Pick out and copy every line below that has the word "points".

------------

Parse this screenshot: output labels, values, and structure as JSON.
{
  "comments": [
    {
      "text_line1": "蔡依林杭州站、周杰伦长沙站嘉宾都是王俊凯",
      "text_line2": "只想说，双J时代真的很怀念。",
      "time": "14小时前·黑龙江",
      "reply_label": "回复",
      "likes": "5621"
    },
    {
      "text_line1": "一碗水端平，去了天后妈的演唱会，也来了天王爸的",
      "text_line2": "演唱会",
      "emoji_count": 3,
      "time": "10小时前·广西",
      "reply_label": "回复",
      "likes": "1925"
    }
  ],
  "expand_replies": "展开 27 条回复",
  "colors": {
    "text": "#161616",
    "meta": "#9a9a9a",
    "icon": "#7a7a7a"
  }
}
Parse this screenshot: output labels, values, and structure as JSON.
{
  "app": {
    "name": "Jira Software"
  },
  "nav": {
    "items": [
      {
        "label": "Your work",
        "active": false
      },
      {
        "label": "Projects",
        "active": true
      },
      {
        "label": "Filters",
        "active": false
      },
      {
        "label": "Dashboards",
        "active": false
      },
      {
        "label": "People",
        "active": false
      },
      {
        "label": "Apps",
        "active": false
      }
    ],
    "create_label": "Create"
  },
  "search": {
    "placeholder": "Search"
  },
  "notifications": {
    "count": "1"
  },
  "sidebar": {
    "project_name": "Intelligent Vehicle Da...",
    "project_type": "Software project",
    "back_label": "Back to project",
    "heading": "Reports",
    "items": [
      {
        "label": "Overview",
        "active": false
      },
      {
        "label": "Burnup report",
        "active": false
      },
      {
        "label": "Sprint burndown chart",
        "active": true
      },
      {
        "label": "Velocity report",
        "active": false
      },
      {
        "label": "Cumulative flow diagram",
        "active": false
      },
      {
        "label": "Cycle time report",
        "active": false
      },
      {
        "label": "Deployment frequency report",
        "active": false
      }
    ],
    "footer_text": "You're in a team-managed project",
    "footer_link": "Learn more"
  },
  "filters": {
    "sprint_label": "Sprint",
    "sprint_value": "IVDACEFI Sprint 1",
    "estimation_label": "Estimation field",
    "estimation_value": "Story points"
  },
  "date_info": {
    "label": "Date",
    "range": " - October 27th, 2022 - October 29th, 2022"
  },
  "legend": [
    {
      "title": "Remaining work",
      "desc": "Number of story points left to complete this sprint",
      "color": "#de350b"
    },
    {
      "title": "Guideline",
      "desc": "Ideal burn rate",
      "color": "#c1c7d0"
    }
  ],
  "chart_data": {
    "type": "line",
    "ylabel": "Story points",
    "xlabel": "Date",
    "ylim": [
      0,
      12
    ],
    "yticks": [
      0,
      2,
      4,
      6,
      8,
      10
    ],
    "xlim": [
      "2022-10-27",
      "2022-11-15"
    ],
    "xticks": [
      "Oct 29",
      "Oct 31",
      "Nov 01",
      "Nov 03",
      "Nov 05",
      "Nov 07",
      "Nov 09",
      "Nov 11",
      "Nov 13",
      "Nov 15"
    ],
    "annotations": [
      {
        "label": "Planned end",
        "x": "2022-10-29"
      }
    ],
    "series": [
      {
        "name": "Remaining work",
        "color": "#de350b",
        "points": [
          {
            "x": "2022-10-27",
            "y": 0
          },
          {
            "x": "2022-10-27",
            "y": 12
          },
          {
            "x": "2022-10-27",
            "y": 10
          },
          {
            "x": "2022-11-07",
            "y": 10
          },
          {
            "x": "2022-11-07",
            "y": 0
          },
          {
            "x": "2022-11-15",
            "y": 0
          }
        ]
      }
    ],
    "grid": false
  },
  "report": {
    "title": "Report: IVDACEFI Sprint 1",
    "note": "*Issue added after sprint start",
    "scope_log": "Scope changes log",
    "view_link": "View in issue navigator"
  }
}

------------

EXERCISE ANSWER.
    "estimation_value": "Story points"
      "desc": "Number of story points left to complete this sprint",
    "ylabel": "Story points",
        "points": [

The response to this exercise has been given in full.